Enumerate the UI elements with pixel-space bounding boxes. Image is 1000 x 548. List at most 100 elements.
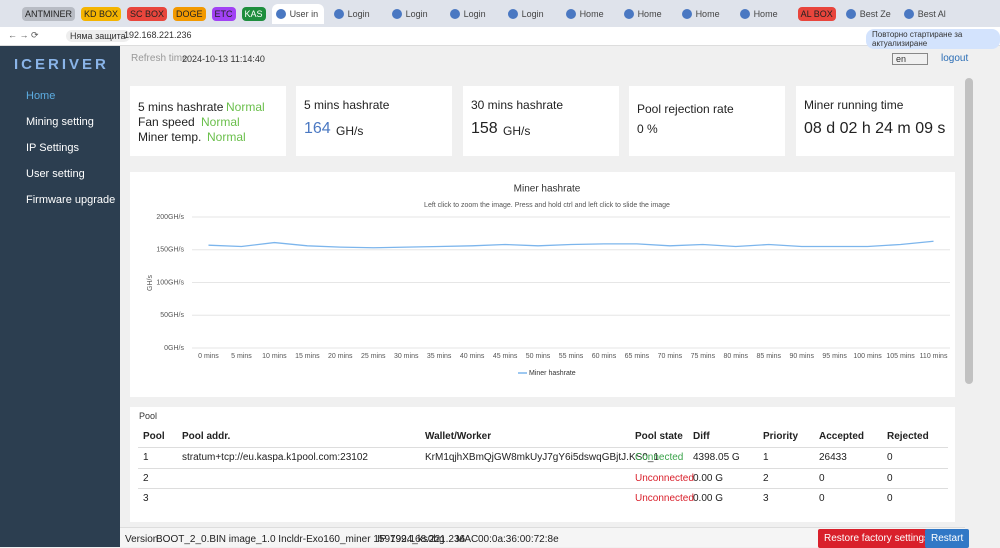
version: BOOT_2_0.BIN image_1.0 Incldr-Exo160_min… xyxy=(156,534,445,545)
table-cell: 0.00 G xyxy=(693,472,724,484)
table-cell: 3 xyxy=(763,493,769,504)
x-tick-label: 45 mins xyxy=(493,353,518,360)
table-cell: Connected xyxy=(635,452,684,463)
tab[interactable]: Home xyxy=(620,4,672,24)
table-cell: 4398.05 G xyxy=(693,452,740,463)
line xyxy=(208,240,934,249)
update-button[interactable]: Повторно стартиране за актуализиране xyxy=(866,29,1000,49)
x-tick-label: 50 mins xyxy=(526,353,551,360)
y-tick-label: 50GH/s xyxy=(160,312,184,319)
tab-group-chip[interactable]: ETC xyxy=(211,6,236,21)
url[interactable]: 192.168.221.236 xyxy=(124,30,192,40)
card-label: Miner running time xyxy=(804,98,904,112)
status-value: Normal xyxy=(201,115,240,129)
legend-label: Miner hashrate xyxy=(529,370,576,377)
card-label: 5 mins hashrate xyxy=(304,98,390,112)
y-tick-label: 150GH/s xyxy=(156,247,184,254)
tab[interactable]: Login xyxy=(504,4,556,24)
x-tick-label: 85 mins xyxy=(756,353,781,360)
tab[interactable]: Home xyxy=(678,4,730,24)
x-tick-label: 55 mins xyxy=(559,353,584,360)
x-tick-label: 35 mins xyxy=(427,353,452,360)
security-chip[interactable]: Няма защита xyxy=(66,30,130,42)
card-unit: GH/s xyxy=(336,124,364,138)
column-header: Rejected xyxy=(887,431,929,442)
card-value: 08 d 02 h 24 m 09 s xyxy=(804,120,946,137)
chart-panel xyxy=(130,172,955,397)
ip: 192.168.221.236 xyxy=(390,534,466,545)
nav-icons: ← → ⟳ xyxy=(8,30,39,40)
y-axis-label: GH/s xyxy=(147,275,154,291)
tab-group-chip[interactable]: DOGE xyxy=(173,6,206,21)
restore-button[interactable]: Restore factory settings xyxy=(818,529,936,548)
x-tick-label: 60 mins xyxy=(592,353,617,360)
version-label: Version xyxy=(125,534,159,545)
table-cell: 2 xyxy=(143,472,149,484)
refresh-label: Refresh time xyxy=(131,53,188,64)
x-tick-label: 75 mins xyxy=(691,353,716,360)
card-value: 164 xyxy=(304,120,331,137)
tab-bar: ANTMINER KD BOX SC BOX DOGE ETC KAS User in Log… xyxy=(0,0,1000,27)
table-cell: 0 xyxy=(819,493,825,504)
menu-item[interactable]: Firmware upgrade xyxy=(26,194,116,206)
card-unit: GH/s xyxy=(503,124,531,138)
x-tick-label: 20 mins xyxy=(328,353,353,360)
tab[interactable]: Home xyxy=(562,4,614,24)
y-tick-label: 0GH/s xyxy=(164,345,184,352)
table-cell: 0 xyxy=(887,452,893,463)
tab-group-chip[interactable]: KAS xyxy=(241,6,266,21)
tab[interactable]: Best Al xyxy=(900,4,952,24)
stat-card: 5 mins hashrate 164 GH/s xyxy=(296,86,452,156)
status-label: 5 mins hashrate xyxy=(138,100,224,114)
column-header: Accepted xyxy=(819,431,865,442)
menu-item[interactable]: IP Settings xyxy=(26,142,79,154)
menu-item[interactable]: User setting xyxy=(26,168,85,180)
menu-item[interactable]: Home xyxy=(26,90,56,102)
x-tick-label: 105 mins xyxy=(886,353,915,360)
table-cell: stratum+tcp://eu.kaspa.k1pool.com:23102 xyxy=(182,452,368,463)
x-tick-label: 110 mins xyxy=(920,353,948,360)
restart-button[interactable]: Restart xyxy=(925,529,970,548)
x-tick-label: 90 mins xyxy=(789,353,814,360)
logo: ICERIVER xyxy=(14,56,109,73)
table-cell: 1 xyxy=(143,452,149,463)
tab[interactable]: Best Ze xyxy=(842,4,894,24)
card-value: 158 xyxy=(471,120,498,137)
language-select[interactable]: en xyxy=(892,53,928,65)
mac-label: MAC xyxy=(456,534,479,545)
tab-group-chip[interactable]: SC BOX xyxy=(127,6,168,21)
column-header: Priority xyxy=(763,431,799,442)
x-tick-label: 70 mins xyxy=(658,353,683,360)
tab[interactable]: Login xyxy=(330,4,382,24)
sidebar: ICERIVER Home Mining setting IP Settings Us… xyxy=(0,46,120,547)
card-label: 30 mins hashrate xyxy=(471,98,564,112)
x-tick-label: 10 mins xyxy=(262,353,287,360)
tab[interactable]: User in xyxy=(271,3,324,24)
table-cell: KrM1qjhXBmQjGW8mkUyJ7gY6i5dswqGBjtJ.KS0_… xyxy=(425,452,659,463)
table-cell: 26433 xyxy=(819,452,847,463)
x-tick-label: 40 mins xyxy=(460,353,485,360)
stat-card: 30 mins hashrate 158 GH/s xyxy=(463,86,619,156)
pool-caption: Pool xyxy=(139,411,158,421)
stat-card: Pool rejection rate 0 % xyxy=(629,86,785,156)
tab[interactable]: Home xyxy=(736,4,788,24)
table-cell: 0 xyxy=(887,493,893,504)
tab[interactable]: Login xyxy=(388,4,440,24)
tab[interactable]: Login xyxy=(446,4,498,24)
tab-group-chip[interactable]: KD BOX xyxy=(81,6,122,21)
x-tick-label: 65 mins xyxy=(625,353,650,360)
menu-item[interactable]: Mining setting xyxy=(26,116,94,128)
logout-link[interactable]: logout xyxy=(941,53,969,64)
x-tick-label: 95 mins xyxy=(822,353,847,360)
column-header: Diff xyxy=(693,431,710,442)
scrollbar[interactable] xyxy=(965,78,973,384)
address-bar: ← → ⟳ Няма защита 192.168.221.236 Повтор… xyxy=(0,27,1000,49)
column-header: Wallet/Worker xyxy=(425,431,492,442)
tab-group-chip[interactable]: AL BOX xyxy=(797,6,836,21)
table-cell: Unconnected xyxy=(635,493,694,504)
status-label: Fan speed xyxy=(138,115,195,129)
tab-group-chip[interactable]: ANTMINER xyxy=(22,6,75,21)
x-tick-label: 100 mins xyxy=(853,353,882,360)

...

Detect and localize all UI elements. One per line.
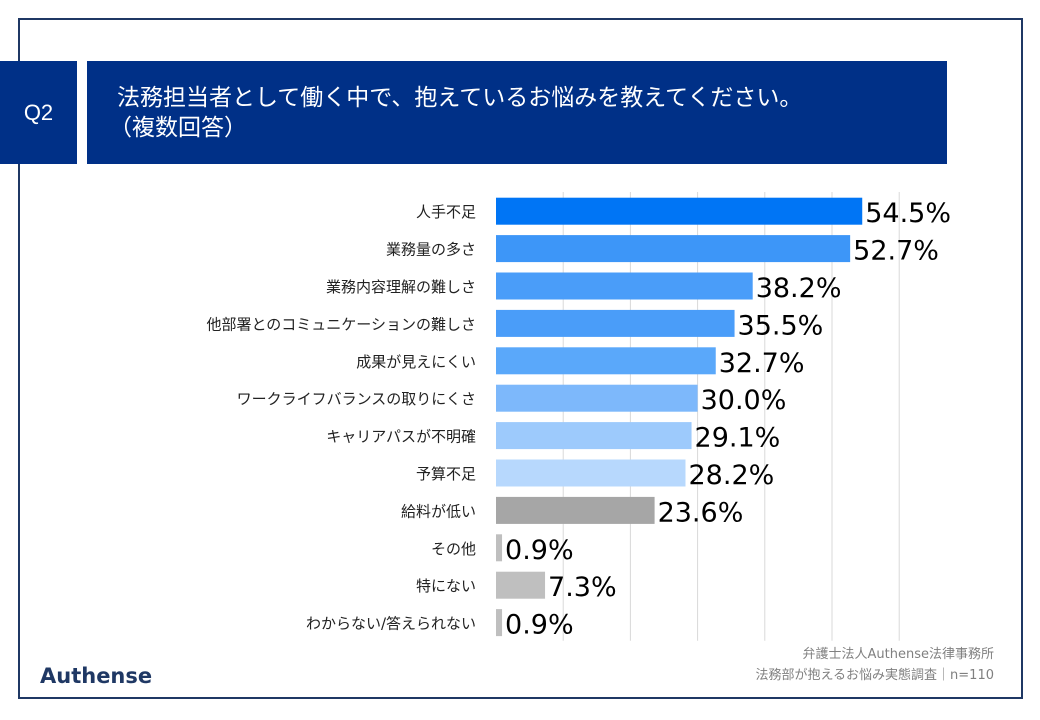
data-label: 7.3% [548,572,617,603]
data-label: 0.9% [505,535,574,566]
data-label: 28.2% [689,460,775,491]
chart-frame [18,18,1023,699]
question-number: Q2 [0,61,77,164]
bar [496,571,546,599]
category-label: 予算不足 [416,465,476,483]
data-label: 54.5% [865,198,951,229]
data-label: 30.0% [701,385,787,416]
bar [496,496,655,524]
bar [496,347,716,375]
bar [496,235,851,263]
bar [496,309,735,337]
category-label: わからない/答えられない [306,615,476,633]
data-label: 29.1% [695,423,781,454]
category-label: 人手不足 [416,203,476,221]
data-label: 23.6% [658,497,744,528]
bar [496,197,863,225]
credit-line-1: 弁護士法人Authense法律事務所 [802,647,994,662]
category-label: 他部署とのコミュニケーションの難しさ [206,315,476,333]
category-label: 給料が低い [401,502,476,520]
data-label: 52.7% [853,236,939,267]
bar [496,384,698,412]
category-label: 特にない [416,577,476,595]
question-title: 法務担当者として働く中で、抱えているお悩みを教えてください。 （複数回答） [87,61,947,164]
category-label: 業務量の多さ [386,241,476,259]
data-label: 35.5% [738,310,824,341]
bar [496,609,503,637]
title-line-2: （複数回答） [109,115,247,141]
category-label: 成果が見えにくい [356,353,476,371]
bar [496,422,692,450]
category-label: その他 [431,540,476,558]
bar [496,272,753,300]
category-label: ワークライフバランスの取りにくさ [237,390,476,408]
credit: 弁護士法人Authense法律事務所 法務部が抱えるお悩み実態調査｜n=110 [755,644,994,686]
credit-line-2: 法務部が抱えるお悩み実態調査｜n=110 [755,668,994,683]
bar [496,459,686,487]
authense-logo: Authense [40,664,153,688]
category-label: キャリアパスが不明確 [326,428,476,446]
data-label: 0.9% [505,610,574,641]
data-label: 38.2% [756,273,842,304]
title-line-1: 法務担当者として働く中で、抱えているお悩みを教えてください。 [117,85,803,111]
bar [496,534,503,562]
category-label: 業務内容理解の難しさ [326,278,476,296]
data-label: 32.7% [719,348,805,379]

* * *

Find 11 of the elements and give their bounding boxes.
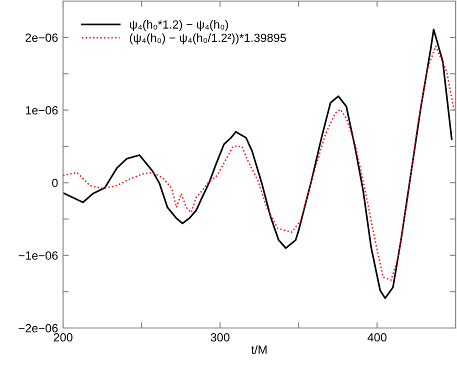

The request – Rewrite the part of the listing that opens with the line containing "Enumerate the UI" and closes with the line containing "table-cell: Connected xyxy=(635,452,684,463)", putting "grid-cell" in place of "table-cell" and leaving everything else unchanged. Omit the picture from your answer.

Solution to this problem –
Enumerate the UI elements with pixel-space bounding boxes. Image is 1000 x 548. List at most 100 elements.
version: BOOT_2_0.BIN image_1.0 Incldr-Exo160_min… xyxy=(156,534,445,545)
grid-cell: 0.00 G xyxy=(693,472,724,484)
grid-cell: 3 xyxy=(763,493,769,504)
x-tick-label: 45 mins xyxy=(493,353,518,360)
grid-cell: Connected xyxy=(635,452,684,463)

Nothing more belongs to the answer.